Instruction: Repeat every record below exactly, but leave out any pictures.
#### Items ####
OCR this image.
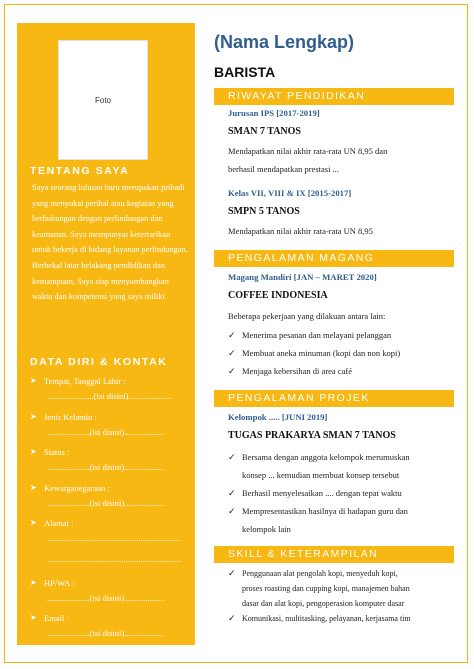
Foto
TENTANG SAYA
Saya seorang lulusan baru merupakan pribadi yang menyukai perihal atau kegiatan yang berhubungan dengan perlindungan dan keamanan. Saya mempunyai ketertarikan untuk bekerja di bidang layanan perlindungan. Berbekal latar belakang pendidikan dan kemampuan, Saya siap menyumbangkan waktu dan kompetensi yang saya miliki.
DATA DIRI & KONTAK
➤ Tempat, Tanggal Lahir :
......................(isi disini)....................
➤ Jenis Kelamin :
....................(isi disini)...................
➤ Status :
....................(isi disini)...................
➤ Kewarganegaraan :
....................(isi disini)...................
➤ Alamat :
...............................................................
...............................................................
➤ HP/WA :
....................(isi disini)...................
➤ Email :
....................(isi disini)...................
(Nama Lengkap)
BARISTA
RIWAYAT PENDIDIKAN
Jurusan IPS [2017-2019]
SMAN 7 TANOS
Mendapatkan nilai akhir rata-rata UN 8,95 dan
berhasil mendapatkan prestasi ...
Kelas VII, VIII & IX [2015-2017]
SMPN 5 TANOS
Mendapatkan nilai akhir rata-rata UN 8,95
PENGALAMAN MAGANG
Magang Mandiri [JAN – MARET 2020]
COFFEE INDONESIA
Beberapa pekerjaan yang dilakuan antara lain:
✓ Menerima pesanan dan melayani pelanggan
✓ Membuat aneka minuman (kopi dan non kopi)
✓ Menjaga kebersihan di area café
PENGALAMAN PROJEK
Kelompok ..... [JUNI 2019]
TUGAS PRAKARYA SMAN 7 TANOS
✓ Bersama dengan anggota kelompok merumuskan
konsep ... kemudian membuat konsep tersebut
✓ Berhasil menyelesaikan .... dengan tepat waktu
✓ Mempresentasikan hasilnya di hadapan guru dan
kelompok lain
SKILL & KETERAMPILAN
✓ Penggunaan alat pengolah kopi, menyeduh kopi,
proses roasting dan cupping kopi, manajemen bahan
dasar dan alat kopi, pengoperasion komputer dasar
✓ Komunikasi, multitasking, pelayanan, kerjasama tim
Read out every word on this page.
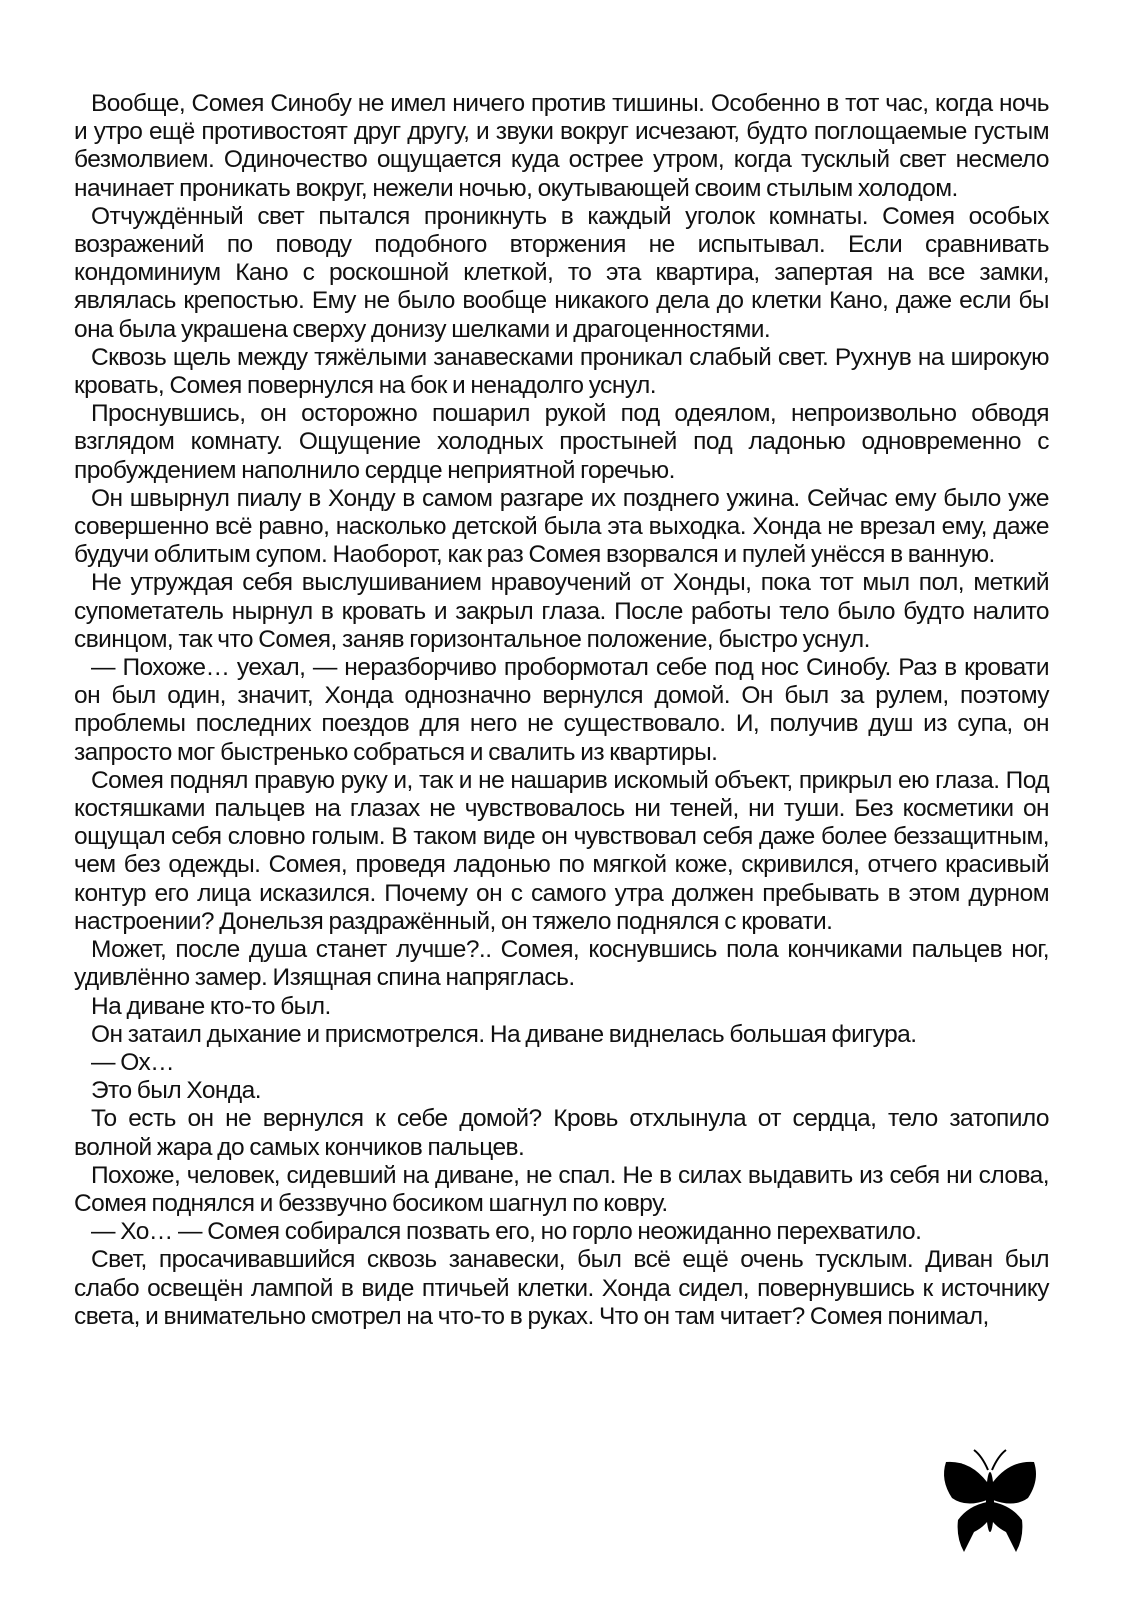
Вообще, Сомея Синобу не имел ничего против тишины. Особенно в тот час, когда ночь и утро ещё противостоят друг другу, и звуки вокруг исчезают, будто поглощаемые густым безмолвием. Одиночество ощущается куда острее утром, когда тусклый свет несмело начинает проникать вокруг, нежели ночью, окутывающей своим стылым холодом.

Отчуждённый свет пытался проникнуть в каждый уголок комнаты. Сомея особых возражений по поводу подобного вторжения не испытывал. Если сравнивать кондоминиум Кано с роскошной клеткой, то эта квартира, запертая на все замки, являлась крепостью. Ему не было вообще никакого дела до клетки Кано, даже если бы она была украшена сверху донизу шелками и драгоценностями.

Сквозь щель между тяжёлыми занавесками проникал слабый свет. Рухнув на широкую кровать, Сомея повернулся на бок и ненадолго уснул.

Проснувшись, он осторожно пошарил рукой под одеялом, непроизвольно обводя взглядом комнату. Ощущение холодных простыней под ладонью одновременно с пробуждением наполнило сердце неприятной горечью.

Он швырнул пиалу в Хонду в самом разгаре их позднего ужина. Сейчас ему было уже совершенно всё равно, насколько детской была эта выходка. Хонда не врезал ему, даже будучи облитым супом. Наоборот, как раз Сомея взорвался и пулей унёсся в ванную.

Не утруждая себя выслушиванием нравоучений от Хонды, пока тот мыл пол, меткий супометатель нырнул в кровать и закрыл глаза. После работы тело было будто налито свинцом, так что Сомея, заняв горизонтальное положение, быстро уснул.

— Похоже… уехал, — неразборчиво пробормотал себе под нос Синобу. Раз в кровати он был один, значит, Хонда однозначно вернулся домой. Он был за рулем, поэтому проблемы последних поездов для него не существовало. И, получив душ из супа, он запросто мог быстренько собраться и свалить из квартиры.

Сомея поднял правую руку и, так и не нашарив искомый объект, прикрыл ею глаза. Под костяшками пальцев на глазах не чувствовалось ни теней, ни туши. Без косметики он ощущал себя словно голым. В таком виде он чувствовал себя даже более беззащитным, чем без одежды. Сомея, проведя ладонью по мягкой коже, скривился, отчего красивый контур его лица исказился. Почему он с самого утра должен пребывать в этом дурном настроении? Донельзя раздражённый, он тяжело поднялся с кровати.

Может, после душа станет лучше?.. Сомея, коснувшись пола кончиками пальцев ног, удивлённо замер. Изящная спина напряглась.

На диване кто-то был.

Он затаил дыхание и присмотрелся. На диване виднелась большая фигура.

— Ох…

Это был Хонда.

То есть он не вернулся к себе домой? Кровь отхлынула от сердца, тело затопило волной жара до самых кончиков пальцев.

Похоже, человек, сидевший на диване, не спал. Не в силах выдавить из себя ни слова, Сомея поднялся и беззвучно босиком шагнул по ковру.

— Хо… — Сомея собирался позвать его, но горло неожиданно перехватило.

Свет, просачивавшийся сквозь занавески, был всё ещё очень тусклым. Диван был слабо освещён лампой в виде птичьей клетки. Хонда сидел, повернувшись к источнику света, и внимательно смотрел на что-то в руках. Что он там читает? Сомея понимал,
####
Task solution:
OCR this image.
Foto
TENTANG SAYA
Saya seorang lulusan baru merupakan pribadi yang menyukai perihal atau kegiatan yang berhubungan dengan perlindungan dan keamanan. Saya mempunyai ketertarikan untuk bekerja di bidang layanan perlindungan. Berbekal latar belakang pendidikan dan kemampuan, Saya siap menyumbangkan waktu dan kompetensi yang saya miliki.
DATA DIRI & KONTAK
➤ Tempat, Tanggal Lahir :
......................(isi disini)....................
➤ Jenis Kelamin :
....................(isi disini)...................
➤ Status :
....................(isi disini)...................
➤ Kewarganegaraan :
....................(isi disini)...................
➤ Alamat :
...............................................................
...............................................................
➤ HP/WA :
....................(isi disini)...................
➤ Email :
....................(isi disini)...................
(Nama Lengkap)
BARISTA
RIWAYAT PENDIDIKAN
Jurusan IPS [2017-2019]
SMAN 7 TANOS
Mendapatkan nilai akhir rata-rata UN 8,95 dan
berhasil mendapatkan prestasi ...
Kelas VII, VIII & IX [2015-2017]
SMPN 5 TANOS
Mendapatkan nilai akhir rata-rata UN 8,95
PENGALAMAN MAGANG
Magang Mandiri [JAN – MARET 2020]
COFFEE INDONESIA
Beberapa pekerjaan yang dilakuan antara lain:
✓ Menerima pesanan dan melayani pelanggan
✓ Membuat aneka minuman (kopi dan non kopi)
✓ Menjaga kebersihan di area café
PENGALAMAN PROJEK
Kelompok ..... [JUNI 2019]
TUGAS PRAKARYA SMAN 7 TANOS
✓ Bersama dengan anggota kelompok merumuskan
konsep ... kemudian membuat konsep tersebut
✓ Berhasil menyelesaikan .... dengan tepat waktu
✓ Mempresentasikan hasilnya di hadapan guru dan
kelompok lain
SKILL & KETERAMPILAN
✓ Penggunaan alat pengolah kopi, menyeduh kopi,
proses roasting dan cupping kopi, manajemen bahan
dasar dan alat kopi, pengoperasion komputer dasar
✓ Komunikasi, multitasking, pelayanan, kerjasama tim
Read out every word on this page.
Вообще, Сомея Синобу не имел ничего против тишины. Особенно в тот час, когда ночь и утро ещё противостоят друг другу, и звуки вокруг исчезают, будто поглощаемые густым безмолвием. Одиночество ощущается куда острее утром, когда тусклый свет несмело начинает проникать вокруг, нежели ночью, окутывающей своим стылым холодом.

Отчуждённый свет пытался проникнуть в каждый уголок комнаты. Сомея особых возражений по поводу подобного вторжения не испытывал. Если сравнивать кондоминиум Кано с роскошной клеткой, то эта квартира, запертая на все замки, являлась крепостью. Ему не было вообще никакого дела до клетки Кано, даже если бы она была украшена сверху донизу шелками и драгоценностями.

Сквозь щель между тяжёлыми занавесками проникал слабый свет. Рухнув на широкую кровать, Сомея повернулся на бок и ненадолго уснул.

Проснувшись, он осторожно пошарил рукой под одеялом, непроизвольно обводя взглядом комнату. Ощущение холодных простыней под ладонью одновременно с пробуждением наполнило сердце неприятной горечью.

Он швырнул пиалу в Хонду в самом разгаре их позднего ужина. Сейчас ему было уже совершенно всё равно, насколько детской была эта выходка. Хонда не врезал ему, даже будучи облитым супом. Наоборот, как раз Сомея взорвался и пулей унёсся в ванную.

Не утруждая себя выслушиванием нравоучений от Хонды, пока тот мыл пол, меткий супометатель нырнул в кровать и закрыл глаза. После работы тело было будто налито свинцом, так что Сомея, заняв горизонтальное положение, быстро уснул.

— Похоже… уехал, — неразборчиво пробормотал себе под нос Синобу. Раз в кровати он был один, значит, Хонда однозначно вернулся домой. Он был за рулем, поэтому проблемы последних поездов для него не существовало. И, получив душ из супа, он запросто мог быстренько собраться и свалить из квартиры.

Сомея поднял правую руку и, так и не нашарив искомый объект, прикрыл ею глаза. Под костяшками пальцев на глазах не чувствовалось ни теней, ни туши. Без косметики он ощущал себя словно голым. В таком виде он чувствовал себя даже более беззащитным, чем без одежды. Сомея, проведя ладонью по мягкой коже, скривился, отчего красивый контур его лица исказился. Почему он с самого утра должен пребывать в этом дурном настроении? Донельзя раздражённый, он тяжело поднялся с кровати.

Может, после душа станет лучше?.. Сомея, коснувшись пола кончиками пальцев ног, удивлённо замер. Изящная спина напряглась.

На диване кто-то был.

Он затаил дыхание и присмотрелся. На диване виднелась большая фигура.

— Ох…

Это был Хонда.

То есть он не вернулся к себе домой? Кровь отхлынула от сердца, тело затопило волной жара до самых кончиков пальцев.

Похоже, человек, сидевший на диване, не спал. Не в силах выдавить из себя ни слова, Сомея поднялся и беззвучно босиком шагнул по ковру.

— Хо… — Сомея собирался позвать его, но горло неожиданно перехватило.

Свет, просачивавшийся сквозь занавески, был всё ещё очень тусклым. Диван был слабо освещён лампой в виде птичьей клетки. Хонда сидел, повернувшись к источнику света, и внимательно смотрел на что-то в руках. Что он там читает? Сомея понимал,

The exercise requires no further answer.